Retype all the entries word for word, but omit the pictures.

•••••

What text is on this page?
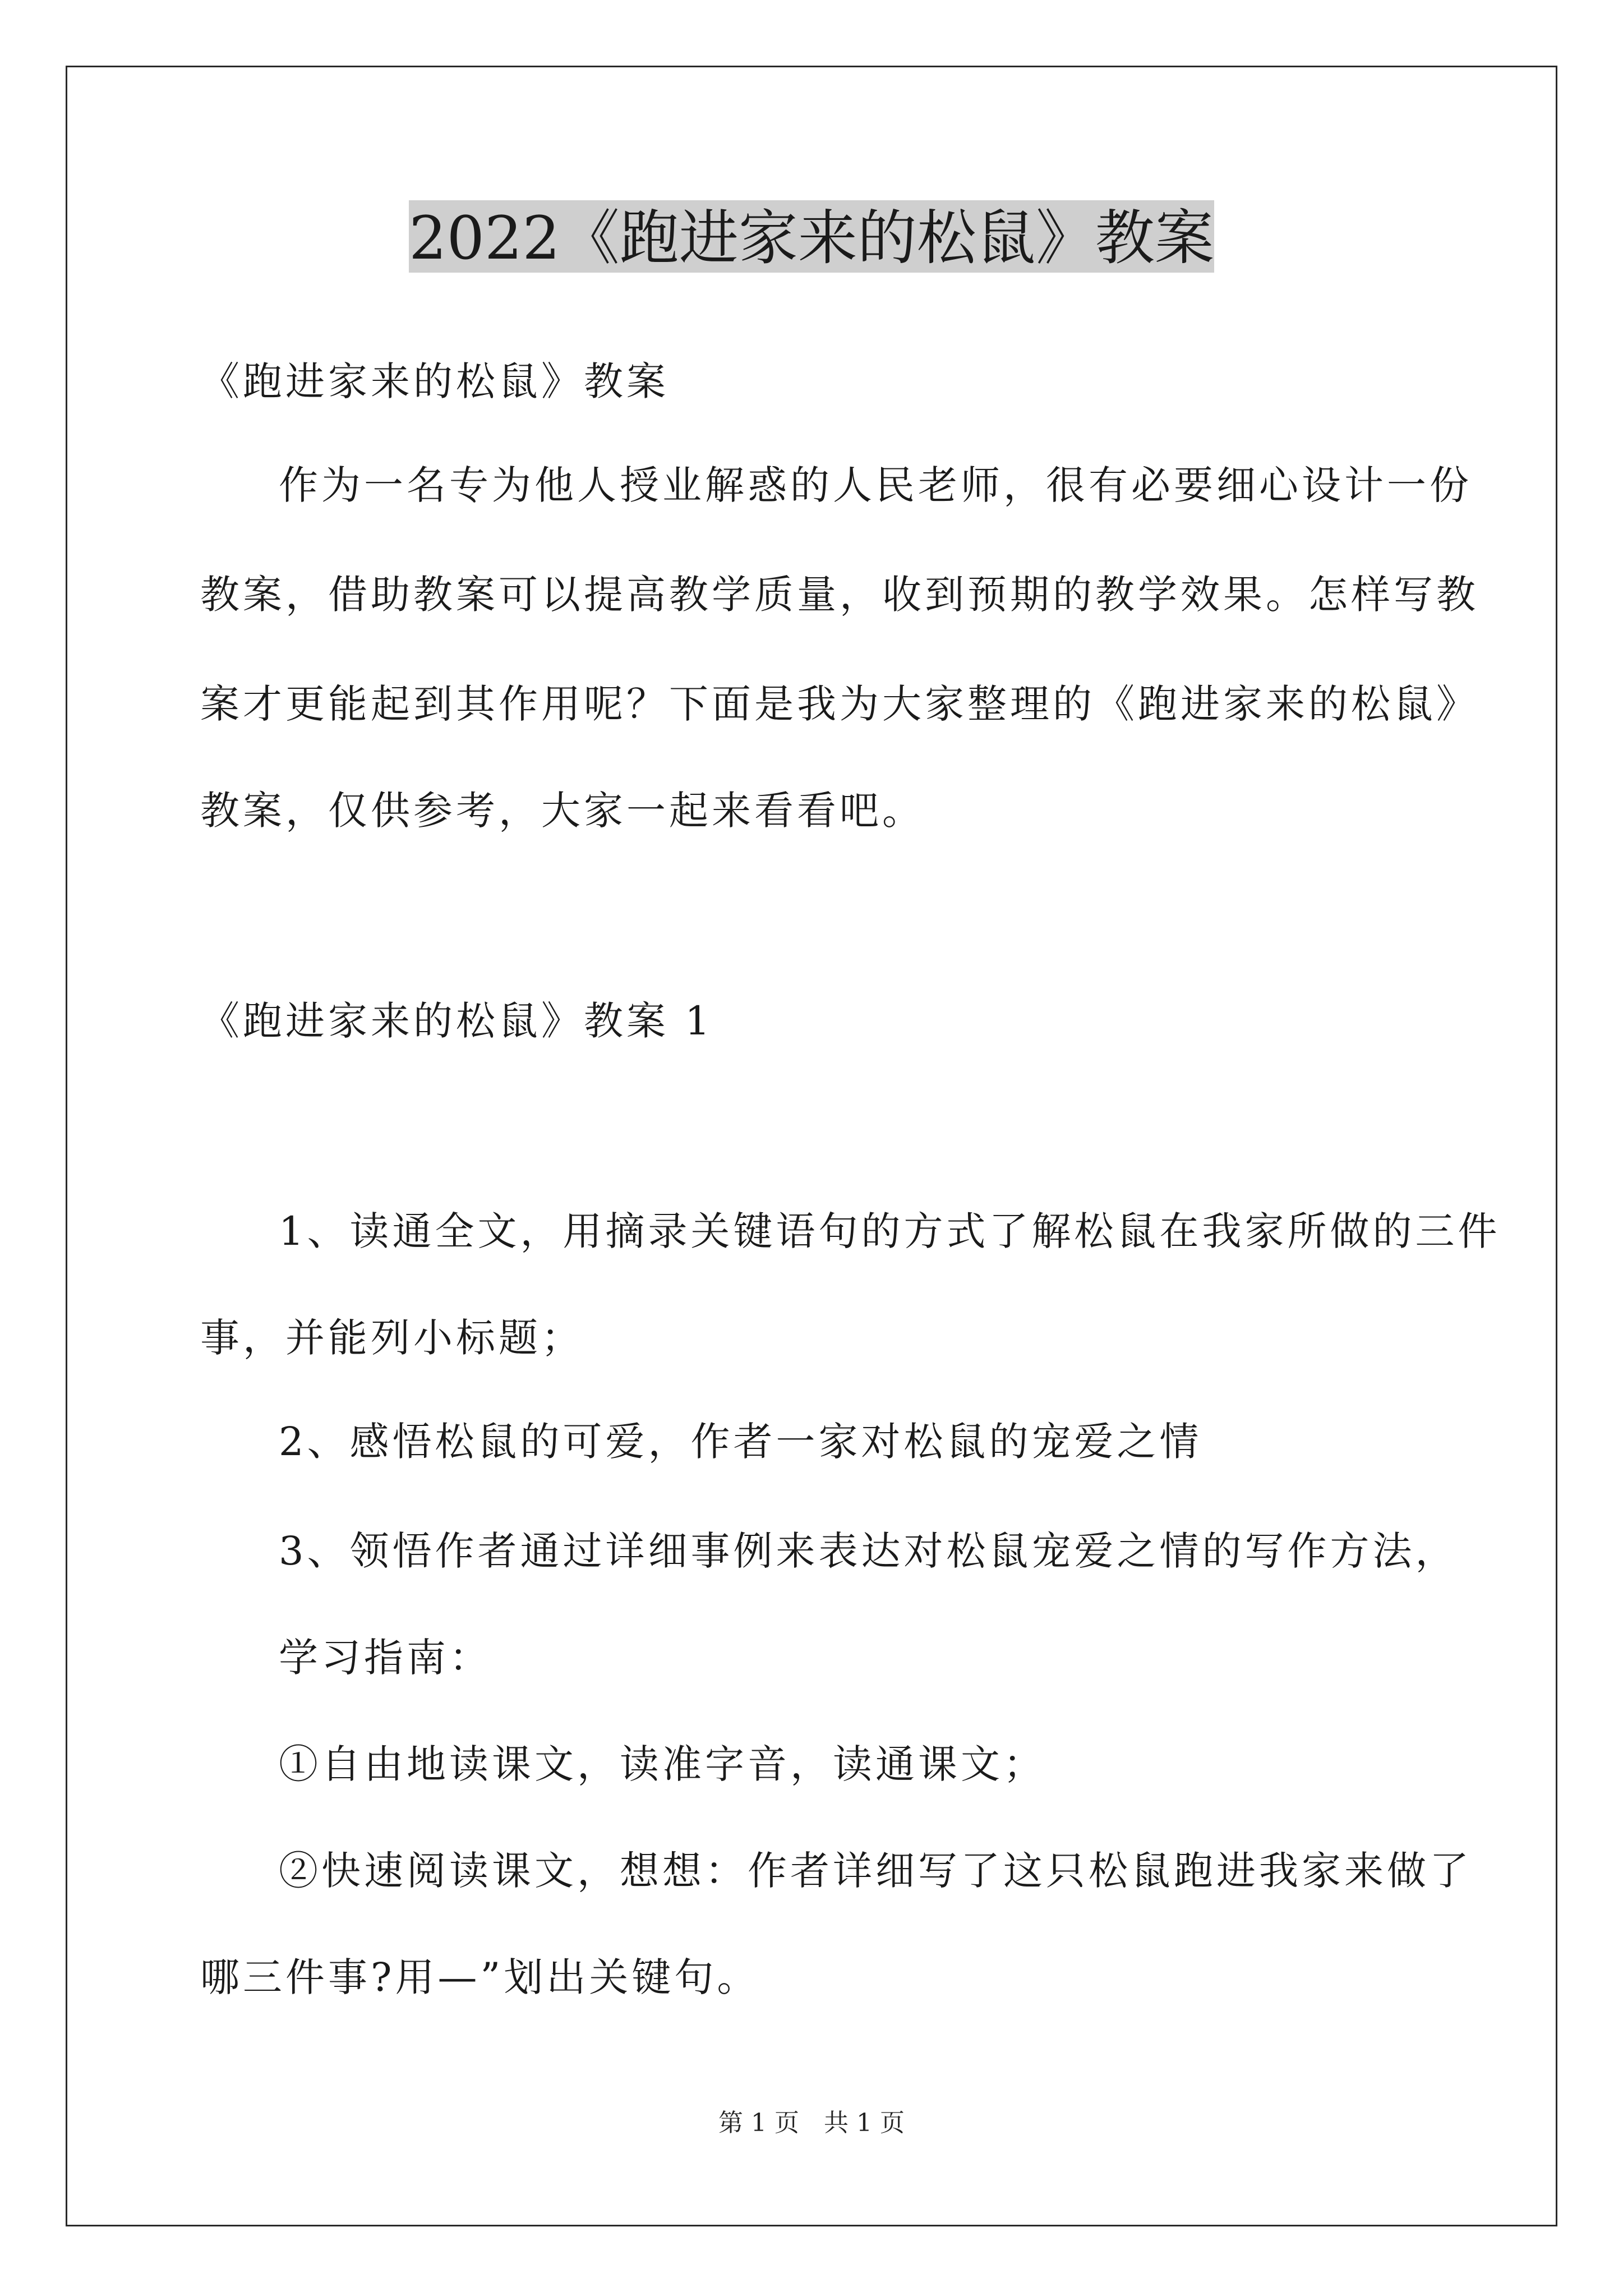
2022《跑进家来的松鼠》教案
《跑进家来的松鼠》教案
作为一名专为他人授业解惑的人民老师，很有必要细心设计一份
教案，借助教案可以提高教学质量，收到预期的教学效果。怎样写教
案才更能起到其作用呢？下面是我为大家整理的《跑进家来的松鼠》
教案，仅供参考，大家一起来看看吧。
《跑进家来的松鼠》教案 1
1、读通全文，用摘录关键语句的方式了解松鼠在我家所做的三件
事，并能列小标题；
2、感悟松鼠的可爱，作者一家对松鼠的宠爱之情
3、领悟作者通过详细事例来表达对松鼠宠爱之情的写作方法，
学习指南：
①自由地读课文，读准字音，读通课文；
②快速阅读课文，想想：作者详细写了这只松鼠跑进我家来做了
哪三件事?用—”划出关键句。
第 1 页　共 1 页
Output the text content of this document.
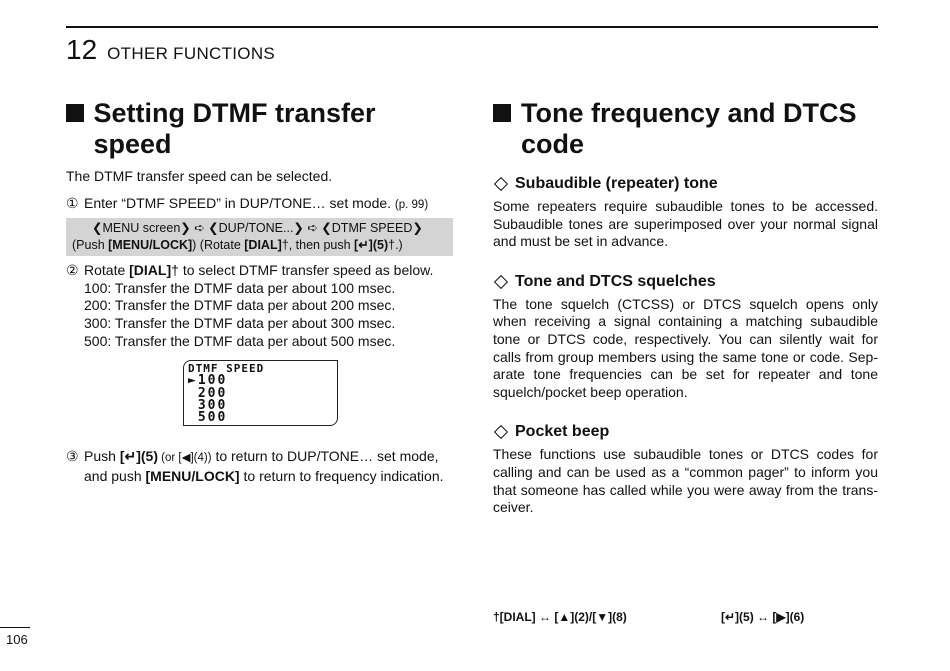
12 OTHER FUNCTIONS
Setting DTMF transfer speed

The DTMF transfer speed can be selected.

① Enter “DTMF SPEED” in DUP/TONE… set mode. (p. 99)
❮MENU screen❯ ➪ ❮DUP/TONE...❯ ➪ ❮DTMF SPEED❯
(Push [MENU/LOCK]) (Rotate [DIAL]†, then push [↵](5)†.)
② Rotate [DIAL]† to select DTMF transfer speed as below.
100: Transfer the DTMF data per about 100 msec.
200: Transfer the DTMF data per about 200 msec.
300: Transfer the DTMF data per about 300 msec.
500: Transfer the DTMF data per about 500 msec.
DTMF SPEED
►100
200
300
500
③ Push [↵](5) (or [◀](4)) to return to DUP/TONE… set mode, and push [MENU/LOCK] to return to frequency indication.
Tone frequency and DTCS
code
Subaudible (repeater) tone

Some repeaters require subaudible tones to be accessed. Subaudible tones are superimposed over your normal signal and must be set in advance.

Tone and DTCS squelches

The tone squelch (CTCSS) or DTCS squelch opens only when receiving a signal containing a matching subaudible tone or DTCS code, respectively. You can silently wait for calls from group members using the same tone or code. Sep-arate tone frequencies can be set for repeater and tone squelch/pocket beep operation.

Pocket beep

These functions use subaudible tones or DTCS codes for calling and can be used as a “common pager” to inform you that someone has called while you were away from the trans-ceiver.

†[DIAL] ↔ [▲](2)/[▼](8)	[↵](5) ↔ [▶](6)
106
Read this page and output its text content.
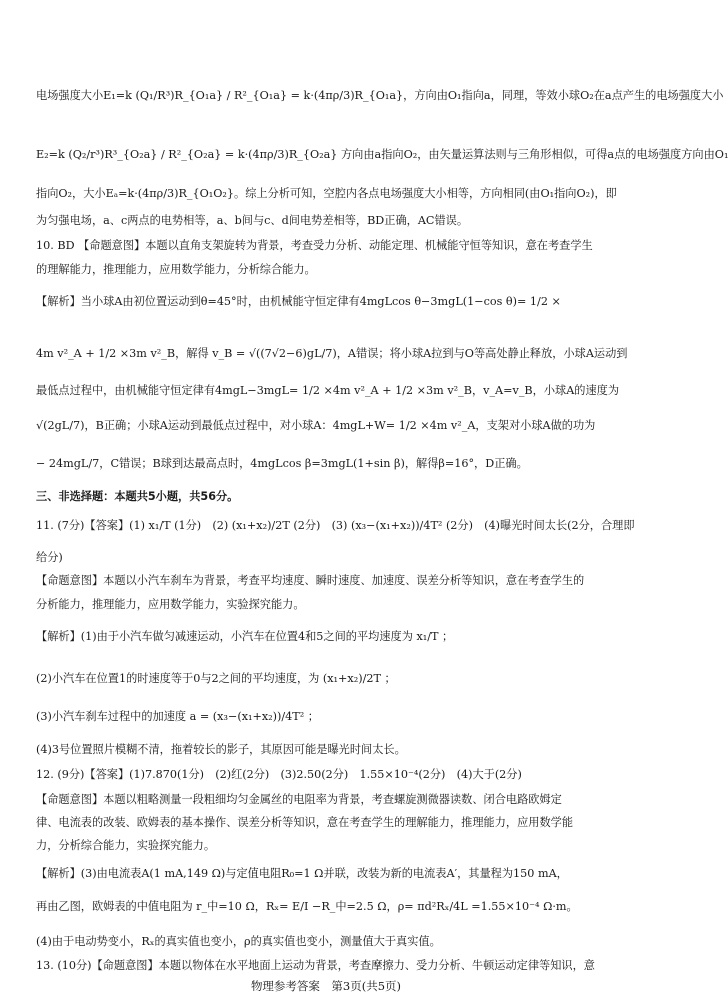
电场强度大小E₁=k (Q₁/R³)R_{O₁a} / R²_{O₁a} = k·(4πρ/3)R_{O₁a}，方向由O₁指向a，同理，等效小球O₂在a点产生的电场强度大小
E₂=k (Q₂/r³)R³_{O₂a} / R²_{O₂a} = k·(4πρ/3)R_{O₂a} 方向由a指向O₂，由矢量运算法则与三角形相似，可得a点的电场强度方向由O₁
指向O₂，大小Eₐ=k·(4πρ/3)R_{O₁O₂}。综上分析可知，空腔内各点电场强度大小相等，方向相同(由O₁指向O₂)，即
为匀强电场，a、c两点的电势相等，a、b间与c、d间电势差相等，BD正确，AC错误。
10. BD 【命题意图】本题以直角支架旋转为背景，考查受力分析、动能定理、机械能守恒等知识，意在考查学生
的理解能力，推理能力，应用数学能力，分析综合能力。
【解析】当小球A由初位置运动到θ=45°时，由机械能守恒定律有4mgLcos θ−3mgL(1−cos θ)= 1/2 ×
4m v²_A + 1/2 ×3m v²_B，解得 v_B = √((7√2−6)gL/7)，A错误；将小球A拉到与O等高处静止释放，小球A运动到
最低点过程中，由机械能守恒定律有4mgL−3mgL= 1/2 ×4m v²_A + 1/2 ×3m v²_B，v_A=v_B，小球A的速度为
√(2gL/7)，B正确；小球A运动到最低点过程中，对小球A：4mgL+W= 1/2 ×4m v²_A，支架对小球A做的功为
− 24mgL/7，C错误；B球到达最高点时，4mgLcos β=3mgL(1+sin β)，解得β=16°，D正确。
三、非选择题：本题共5小题，共56分。
11. (7分)【答案】(1) x₁/T (1分)　(2) (x₁+x₂)/2T (2分)　(3) (x₃−(x₁+x₂))/4T² (2分)　(4)曝光时间太长(2分，合理即
给分)
【命题意图】本题以小汽车刹车为背景，考查平均速度、瞬时速度、加速度、误差分析等知识，意在考查学生的
分析能力，推理能力，应用数学能力，实验探究能力。
【解析】(1)由于小汽车做匀减速运动，小汽车在位置4和5之间的平均速度为 x₁/T ；
(2)小汽车在位置1的时速度等于0与2之间的平均速度，为 (x₁+x₂)/2T ；
(3)小汽车刹车过程中的加速度 a = (x₃−(x₁+x₂))/4T² ；
(4)3号位置照片模糊不清，拖着较长的影子，其原因可能是曝光时间太长。
12. (9分)【答案】(1)7.870(1分)　(2)红(2分)　(3)2.50(2分)　1.55×10⁻⁴(2分)　(4)大于(2分)
【命题意图】本题以粗略测量一段粗细均匀金属丝的电阻率为背景，考查螺旋测微器读数、闭合电路欧姆定
律、电流表的改装、欧姆表的基本操作、误差分析等知识，意在考查学生的理解能力，推理能力，应用数学能
力，分析综合能力，实验探究能力。
【解析】(3)由电流表A(1 mA,149 Ω)与定值电阻R₀=1 Ω并联，改装为新的电流表A′，其量程为150 mA，
再由乙图，欧姆表的中值电阻为 r_中=10 Ω，Rₓ= E/I −R_中=2.5 Ω，ρ= πd²Rₓ/4L =1.55×10⁻⁴ Ω·m。
(4)由于电动势变小，Rₓ的真实值也变小，ρ的真实值也变小，测量值大于真实值。
13. (10分)【命题意图】本题以物体在水平地面上运动为背景，考查摩擦力、受力分析、牛顿运动定律等知识，意
物理参考答案　第3页(共5页)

•••••

- Completed task:
What text is on this page?
2022《跑进家来的松鼠》教案
《跑进家来的松鼠》教案
作为一名专为他人授业解惑的人民老师，很有必要细心设计一份
教案，借助教案可以提高教学质量，收到预期的教学效果。怎样写教
案才更能起到其作用呢？下面是我为大家整理的《跑进家来的松鼠》
教案，仅供参考，大家一起来看看吧。
《跑进家来的松鼠》教案 1
1、读通全文，用摘录关键语句的方式了解松鼠在我家所做的三件
事，并能列小标题；
2、感悟松鼠的可爱，作者一家对松鼠的宠爱之情
3、领悟作者通过详细事例来表达对松鼠宠爱之情的写作方法，
学习指南：
①自由地读课文，读准字音，读通课文；
②快速阅读课文，想想：作者详细写了这只松鼠跑进我家来做了
哪三件事?用—”划出关键句。
第 1 页　共 1 页
Output the text content of this document.
12 OTHER FUNCTIONS
Setting DTMF transfer speed

The DTMF transfer speed can be selected.

① Enter “DTMF SPEED” in DUP/TONE… set mode. (p. 99)
❮MENU screen❯ ➪ ❮DUP/TONE...❯ ➪ ❮DTMF SPEED❯
(Push [MENU/LOCK]) (Rotate [DIAL]†, then push [↵](5)†.)
② Rotate [DIAL]† to select DTMF transfer speed as below.
100: Transfer the DTMF data per about 100 msec.
200: Transfer the DTMF data per about 200 msec.
300: Transfer the DTMF data per about 300 msec.
500: Transfer the DTMF data per about 500 msec.
DTMF SPEED
►100
200
300
500
③ Push [↵](5) (or [◀](4)) to return to DUP/TONE… set mode, and push [MENU/LOCK] to return to frequency indication.
Tone frequency and DTCS
code
Subaudible (repeater) tone

Some repeaters require subaudible tones to be accessed. Subaudible tones are superimposed over your normal signal and must be set in advance.

Tone and DTCS squelches

The tone squelch (CTCSS) or DTCS squelch opens only when receiving a signal containing a matching subaudible tone or DTCS code, respectively. You can silently wait for calls from group members using the same tone or code. Sep-arate tone frequencies can be set for repeater and tone squelch/pocket beep operation.

Pocket beep

These functions use subaudible tones or DTCS codes for calling and can be used as a “common pager” to inform you that someone has called while you were away from the trans-ceiver.

†[DIAL] ↔ [▲](2)/[▼](8)	[↵](5) ↔ [▶](6)
106
Read this page and output its text content.
电场强度大小E₁=k (Q₁/R³)R_{O₁a} / R²_{O₁a} = k·(4πρ/3)R_{O₁a}，方向由O₁指向a，同理，等效小球O₂在a点产生的电场强度大小
E₂=k (Q₂/r³)R³_{O₂a} / R²_{O₂a} = k·(4πρ/3)R_{O₂a} 方向由a指向O₂，由矢量运算法则与三角形相似，可得a点的电场强度方向由O₁
指向O₂，大小Eₐ=k·(4πρ/3)R_{O₁O₂}。综上分析可知，空腔内各点电场强度大小相等，方向相同(由O₁指向O₂)，即
为匀强电场，a、c两点的电势相等，a、b间与c、d间电势差相等，BD正确，AC错误。
10. BD 【命题意图】本题以直角支架旋转为背景，考查受力分析、动能定理、机械能守恒等知识，意在考查学生
的理解能力，推理能力，应用数学能力，分析综合能力。
【解析】当小球A由初位置运动到θ=45°时，由机械能守恒定律有4mgLcos θ−3mgL(1−cos θ)= 1/2 ×
4m v²_A + 1/2 ×3m v²_B，解得 v_B = √((7√2−6)gL/7)，A错误；将小球A拉到与O等高处静止释放，小球A运动到
最低点过程中，由机械能守恒定律有4mgL−3mgL= 1/2 ×4m v²_A + 1/2 ×3m v²_B，v_A=v_B，小球A的速度为
√(2gL/7)，B正确；小球A运动到最低点过程中，对小球A：4mgL+W= 1/2 ×4m v²_A，支架对小球A做的功为
− 24mgL/7，C错误；B球到达最高点时，4mgLcos β=3mgL(1+sin β)，解得β=16°，D正确。
三、非选择题：本题共5小题，共56分。
11. (7分)【答案】(1) x₁/T (1分)　(2) (x₁+x₂)/2T (2分)　(3) (x₃−(x₁+x₂))/4T² (2分)　(4)曝光时间太长(2分，合理即
给分)
【命题意图】本题以小汽车刹车为背景，考查平均速度、瞬时速度、加速度、误差分析等知识，意在考查学生的
分析能力，推理能力，应用数学能力，实验探究能力。
【解析】(1)由于小汽车做匀减速运动，小汽车在位置4和5之间的平均速度为 x₁/T ；
(2)小汽车在位置1的时速度等于0与2之间的平均速度，为 (x₁+x₂)/2T ；
(3)小汽车刹车过程中的加速度 a = (x₃−(x₁+x₂))/4T² ；
(4)3号位置照片模糊不清，拖着较长的影子，其原因可能是曝光时间太长。
12. (9分)【答案】(1)7.870(1分)　(2)红(2分)　(3)2.50(2分)　1.55×10⁻⁴(2分)　(4)大于(2分)
【命题意图】本题以粗略测量一段粗细均匀金属丝的电阻率为背景，考查螺旋测微器读数、闭合电路欧姆定
律、电流表的改装、欧姆表的基本操作、误差分析等知识，意在考查学生的理解能力，推理能力，应用数学能
力，分析综合能力，实验探究能力。
【解析】(3)由电流表A(1 mA,149 Ω)与定值电阻R₀=1 Ω并联，改装为新的电流表A′，其量程为150 mA，
再由乙图，欧姆表的中值电阻为 r_中=10 Ω，Rₓ= E/I −R_中=2.5 Ω，ρ= πd²Rₓ/4L =1.55×10⁻⁴ Ω·m。
(4)由于电动势变小，Rₓ的真实值也变小，ρ的真实值也变小，测量值大于真实值。
13. (10分)【命题意图】本题以物体在水平地面上运动为背景，考查摩擦力、受力分析、牛顿运动定律等知识，意
物理参考答案　第3页(共5页)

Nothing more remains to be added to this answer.